RECORDS FOR THE TASK.
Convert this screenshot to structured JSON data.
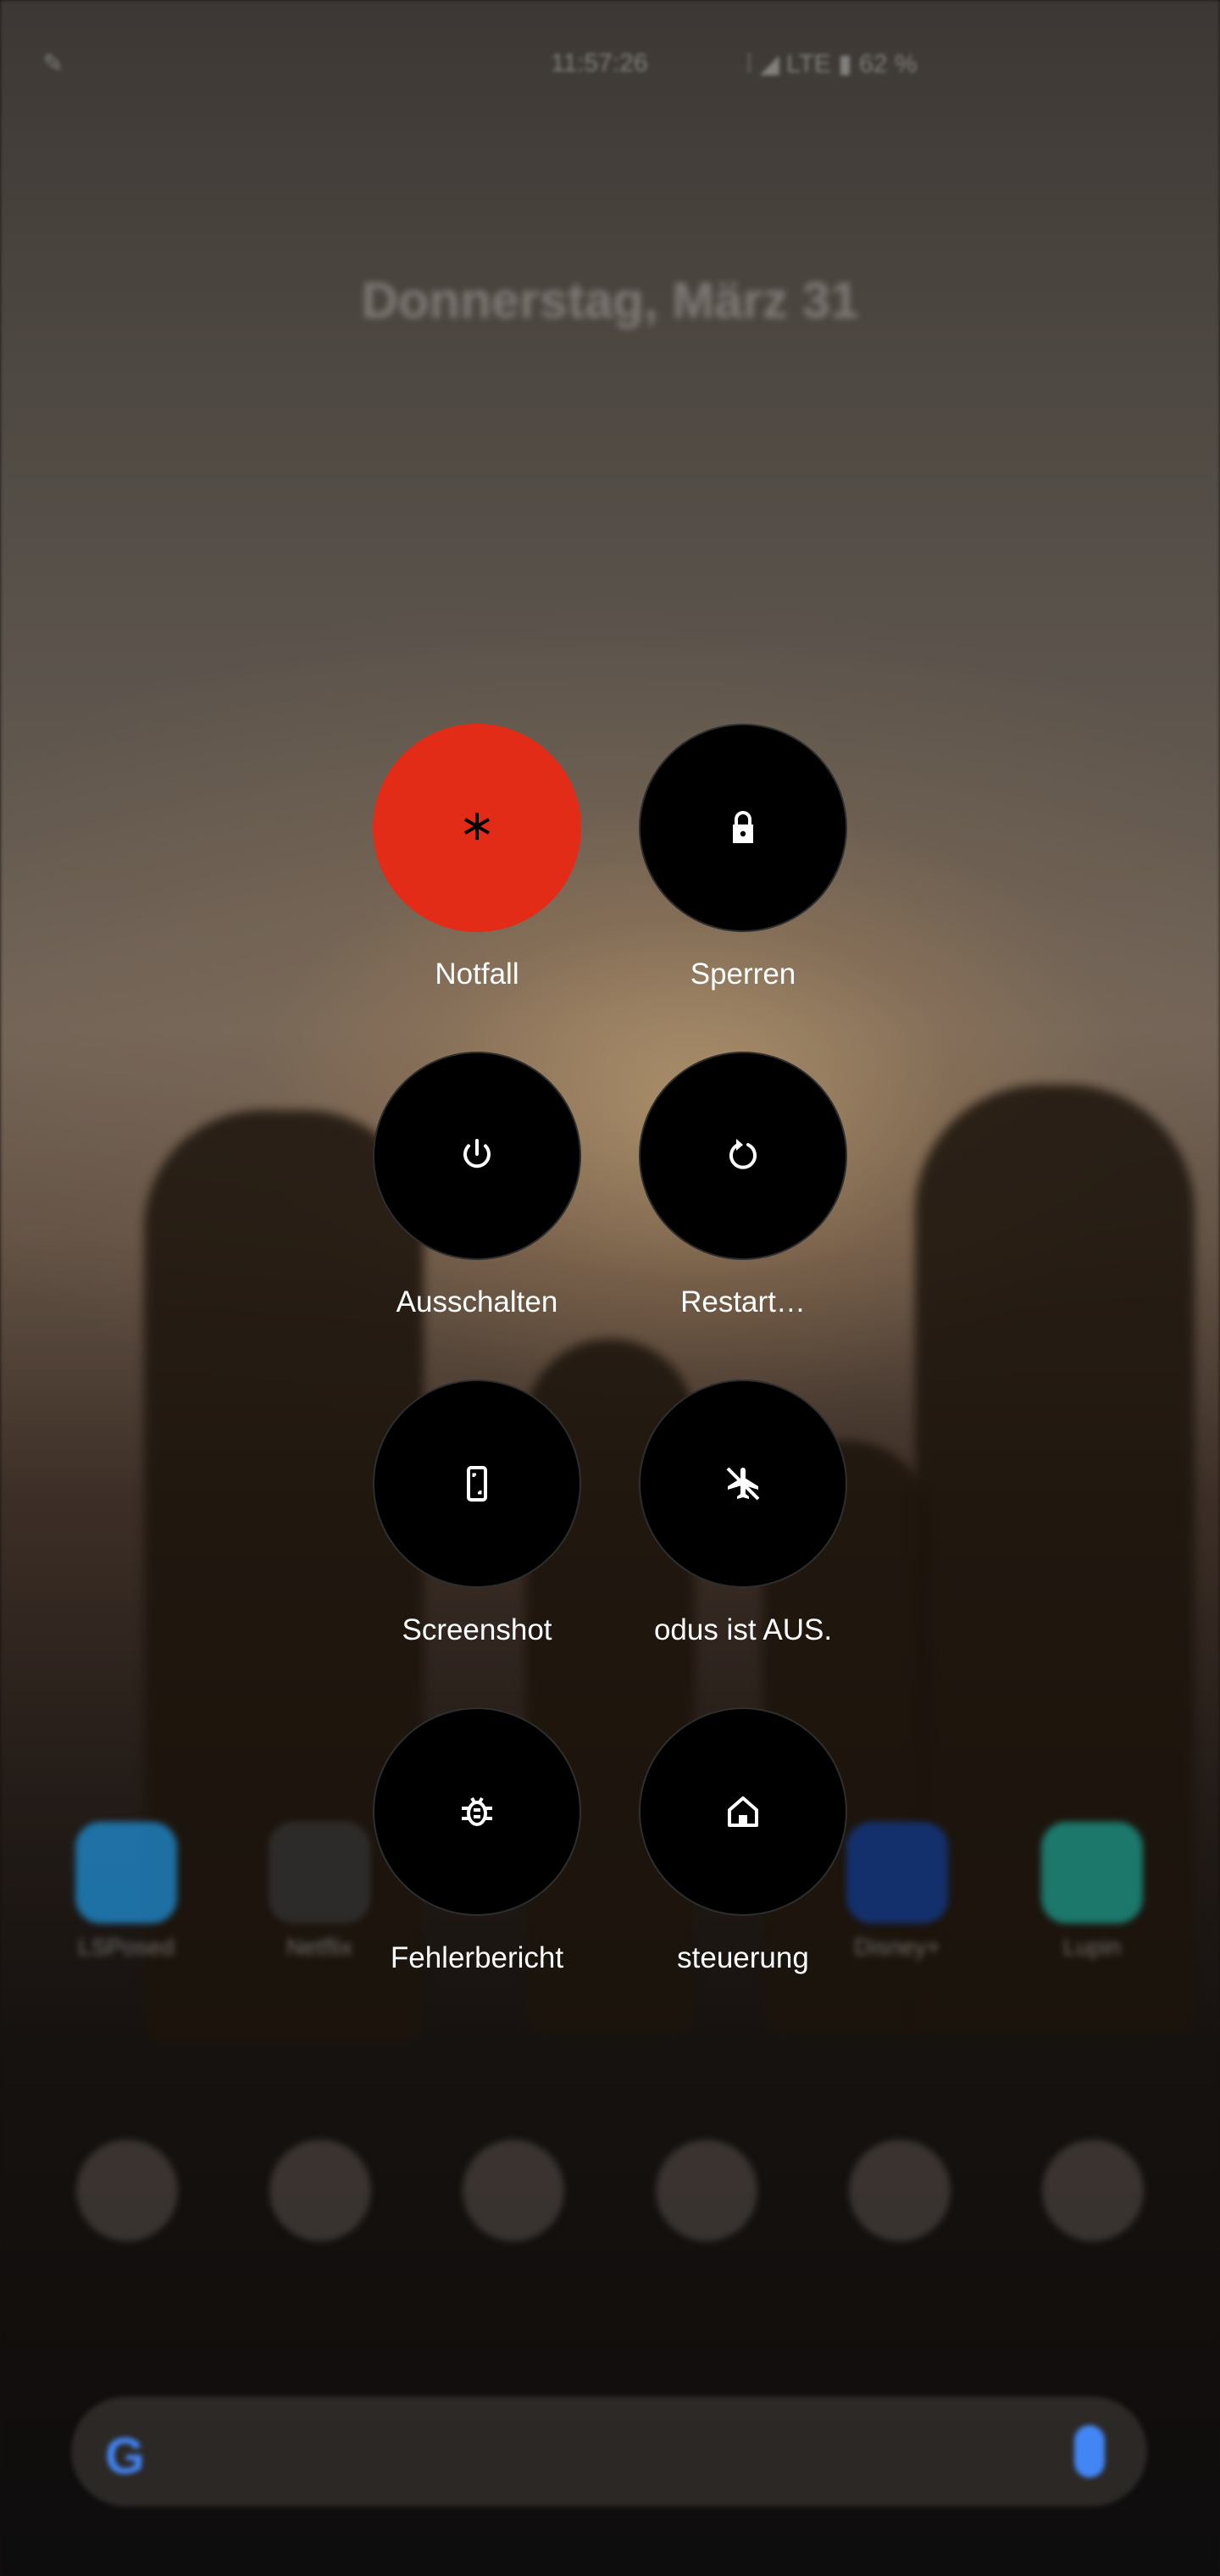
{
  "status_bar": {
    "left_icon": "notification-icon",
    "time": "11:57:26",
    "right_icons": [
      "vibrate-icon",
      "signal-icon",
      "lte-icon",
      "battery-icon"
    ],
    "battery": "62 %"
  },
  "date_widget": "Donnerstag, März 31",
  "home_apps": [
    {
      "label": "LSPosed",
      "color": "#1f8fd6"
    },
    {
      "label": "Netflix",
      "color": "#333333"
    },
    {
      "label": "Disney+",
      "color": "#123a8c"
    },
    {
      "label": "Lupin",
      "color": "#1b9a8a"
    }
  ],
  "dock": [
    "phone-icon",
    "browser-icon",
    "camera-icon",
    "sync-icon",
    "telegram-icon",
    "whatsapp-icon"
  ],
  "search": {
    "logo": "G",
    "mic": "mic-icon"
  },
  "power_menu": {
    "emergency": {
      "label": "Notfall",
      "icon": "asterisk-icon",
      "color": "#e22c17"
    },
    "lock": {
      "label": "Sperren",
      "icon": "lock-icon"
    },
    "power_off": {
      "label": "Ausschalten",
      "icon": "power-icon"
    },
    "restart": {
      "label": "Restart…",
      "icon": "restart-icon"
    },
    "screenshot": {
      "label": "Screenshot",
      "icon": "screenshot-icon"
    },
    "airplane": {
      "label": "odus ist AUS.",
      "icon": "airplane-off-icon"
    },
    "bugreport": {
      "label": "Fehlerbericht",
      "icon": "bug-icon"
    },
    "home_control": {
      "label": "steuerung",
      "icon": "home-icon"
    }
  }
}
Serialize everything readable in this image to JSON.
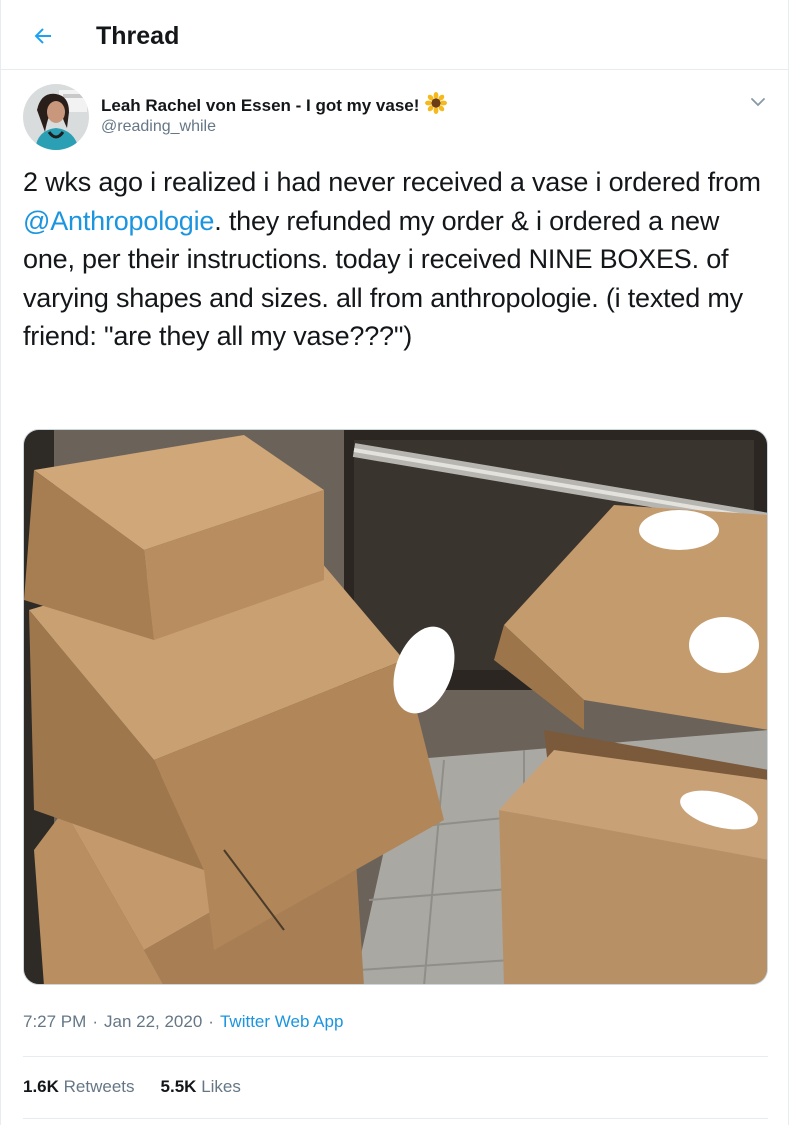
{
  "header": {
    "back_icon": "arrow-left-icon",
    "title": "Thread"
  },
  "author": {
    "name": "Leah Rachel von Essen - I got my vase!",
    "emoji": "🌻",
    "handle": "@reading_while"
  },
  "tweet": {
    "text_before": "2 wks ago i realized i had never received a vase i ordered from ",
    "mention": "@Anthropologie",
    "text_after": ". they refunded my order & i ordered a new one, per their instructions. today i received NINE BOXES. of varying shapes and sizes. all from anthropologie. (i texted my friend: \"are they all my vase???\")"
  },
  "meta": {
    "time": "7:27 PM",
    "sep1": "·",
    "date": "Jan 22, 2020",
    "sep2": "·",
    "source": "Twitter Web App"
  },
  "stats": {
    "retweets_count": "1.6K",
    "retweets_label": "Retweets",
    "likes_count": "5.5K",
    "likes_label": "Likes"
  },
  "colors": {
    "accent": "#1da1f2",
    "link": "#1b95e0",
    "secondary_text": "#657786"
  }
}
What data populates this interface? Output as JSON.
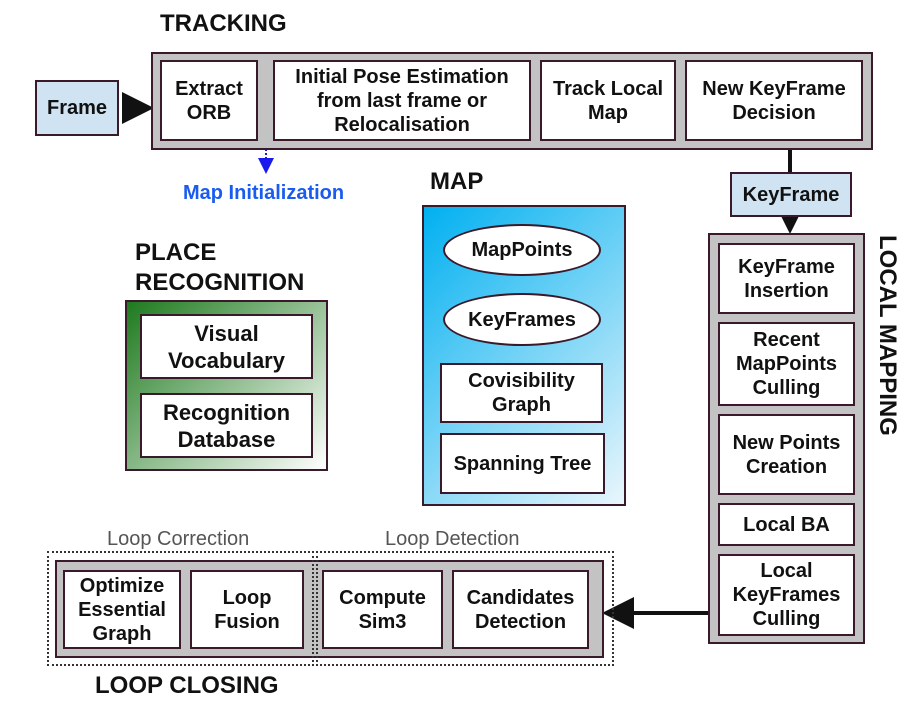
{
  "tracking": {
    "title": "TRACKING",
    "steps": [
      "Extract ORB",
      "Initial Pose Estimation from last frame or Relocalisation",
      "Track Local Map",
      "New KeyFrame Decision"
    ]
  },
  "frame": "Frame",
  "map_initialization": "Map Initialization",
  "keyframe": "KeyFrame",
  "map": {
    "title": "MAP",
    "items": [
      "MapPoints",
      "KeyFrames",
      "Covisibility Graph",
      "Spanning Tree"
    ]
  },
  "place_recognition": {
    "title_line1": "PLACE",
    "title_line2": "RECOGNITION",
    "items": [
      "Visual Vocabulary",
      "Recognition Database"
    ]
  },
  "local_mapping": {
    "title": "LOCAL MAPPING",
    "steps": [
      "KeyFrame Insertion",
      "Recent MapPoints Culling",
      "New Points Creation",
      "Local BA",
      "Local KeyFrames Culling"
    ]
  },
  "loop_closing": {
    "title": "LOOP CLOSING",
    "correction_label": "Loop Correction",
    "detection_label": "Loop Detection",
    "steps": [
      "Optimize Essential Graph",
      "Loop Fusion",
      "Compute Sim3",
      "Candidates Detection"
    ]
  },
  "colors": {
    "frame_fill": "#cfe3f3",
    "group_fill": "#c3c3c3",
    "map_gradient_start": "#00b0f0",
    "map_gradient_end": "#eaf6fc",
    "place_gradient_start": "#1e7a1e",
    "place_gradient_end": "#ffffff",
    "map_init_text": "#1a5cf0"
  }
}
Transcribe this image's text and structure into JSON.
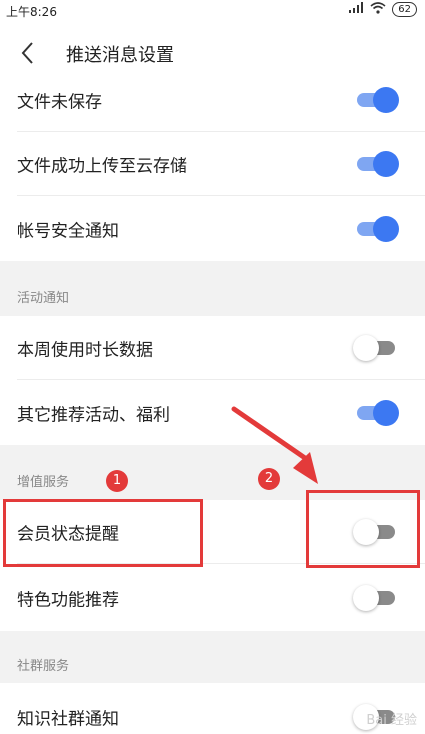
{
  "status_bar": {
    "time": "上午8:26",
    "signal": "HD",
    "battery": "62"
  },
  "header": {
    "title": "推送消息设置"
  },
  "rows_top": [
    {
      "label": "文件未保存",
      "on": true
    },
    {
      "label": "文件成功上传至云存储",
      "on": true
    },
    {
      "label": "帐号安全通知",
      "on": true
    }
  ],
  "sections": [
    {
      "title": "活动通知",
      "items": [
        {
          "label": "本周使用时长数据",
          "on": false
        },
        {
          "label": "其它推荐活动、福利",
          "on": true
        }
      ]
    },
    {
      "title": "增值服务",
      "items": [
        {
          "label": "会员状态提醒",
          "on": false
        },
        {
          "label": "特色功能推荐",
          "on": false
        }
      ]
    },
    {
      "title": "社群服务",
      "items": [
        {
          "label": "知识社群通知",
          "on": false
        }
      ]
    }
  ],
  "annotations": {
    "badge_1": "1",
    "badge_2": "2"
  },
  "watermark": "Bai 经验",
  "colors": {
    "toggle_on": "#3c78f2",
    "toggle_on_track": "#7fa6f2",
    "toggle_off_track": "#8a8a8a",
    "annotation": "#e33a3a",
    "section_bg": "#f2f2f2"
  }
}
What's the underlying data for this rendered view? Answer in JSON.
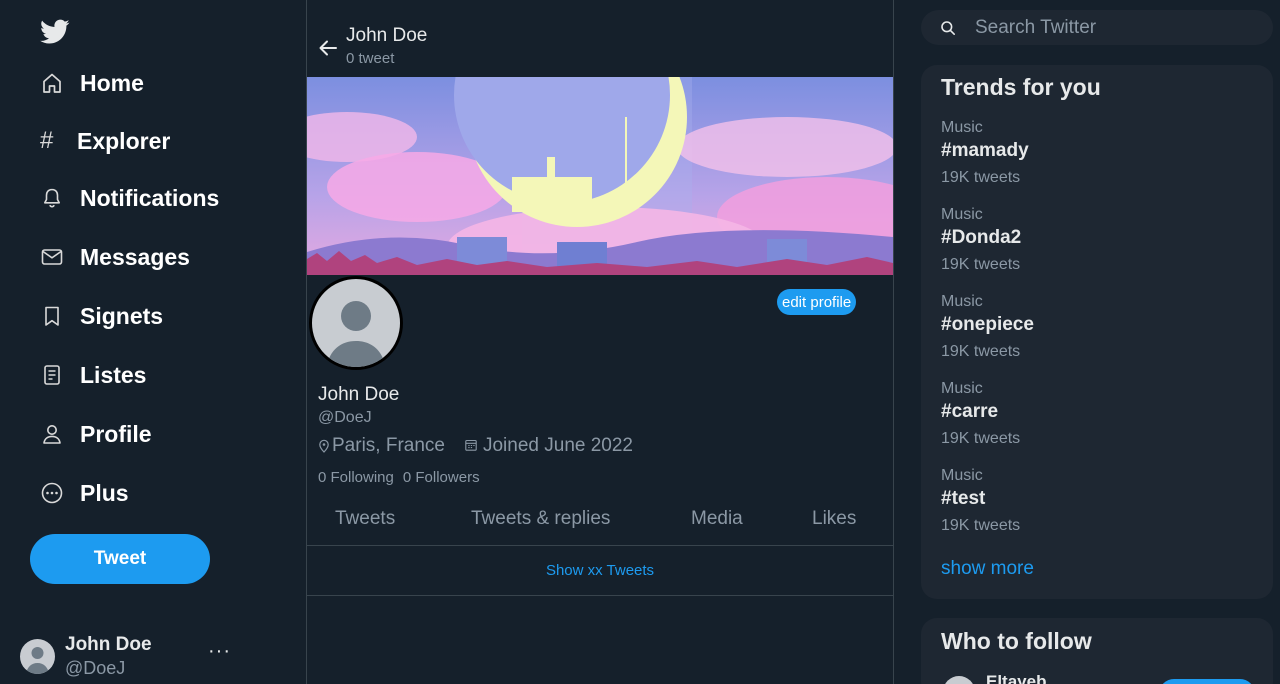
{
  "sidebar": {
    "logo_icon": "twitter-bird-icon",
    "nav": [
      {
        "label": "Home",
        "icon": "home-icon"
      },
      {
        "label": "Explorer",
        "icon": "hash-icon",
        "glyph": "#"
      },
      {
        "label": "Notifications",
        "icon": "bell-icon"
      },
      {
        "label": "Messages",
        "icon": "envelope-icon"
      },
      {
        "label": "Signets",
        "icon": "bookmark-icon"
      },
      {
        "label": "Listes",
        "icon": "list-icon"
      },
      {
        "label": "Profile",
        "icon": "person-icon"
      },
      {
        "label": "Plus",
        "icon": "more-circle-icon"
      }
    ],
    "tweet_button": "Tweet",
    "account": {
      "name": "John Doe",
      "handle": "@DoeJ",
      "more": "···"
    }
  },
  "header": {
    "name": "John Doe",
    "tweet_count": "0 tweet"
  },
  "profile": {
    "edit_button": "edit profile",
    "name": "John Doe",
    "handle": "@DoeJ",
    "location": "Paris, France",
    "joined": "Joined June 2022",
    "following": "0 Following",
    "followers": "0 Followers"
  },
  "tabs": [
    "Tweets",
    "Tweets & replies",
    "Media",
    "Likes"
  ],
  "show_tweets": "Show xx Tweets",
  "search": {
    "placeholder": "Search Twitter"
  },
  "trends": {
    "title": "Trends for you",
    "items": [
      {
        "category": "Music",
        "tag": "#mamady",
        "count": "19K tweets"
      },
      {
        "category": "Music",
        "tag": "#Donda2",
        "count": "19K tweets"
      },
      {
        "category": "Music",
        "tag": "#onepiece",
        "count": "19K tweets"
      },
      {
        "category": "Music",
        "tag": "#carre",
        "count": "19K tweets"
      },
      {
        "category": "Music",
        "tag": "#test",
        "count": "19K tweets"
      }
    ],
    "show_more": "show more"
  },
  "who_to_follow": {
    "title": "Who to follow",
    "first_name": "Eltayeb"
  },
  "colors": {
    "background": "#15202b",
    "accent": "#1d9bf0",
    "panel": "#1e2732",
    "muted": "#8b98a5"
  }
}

WHAT YOU SHOULD DO. Copy out all lines where the word "Culling" appears.

RESPONSE TO THIS TASK.
      "Recent MapPoints Culling",
      "Local KeyFrames Culling"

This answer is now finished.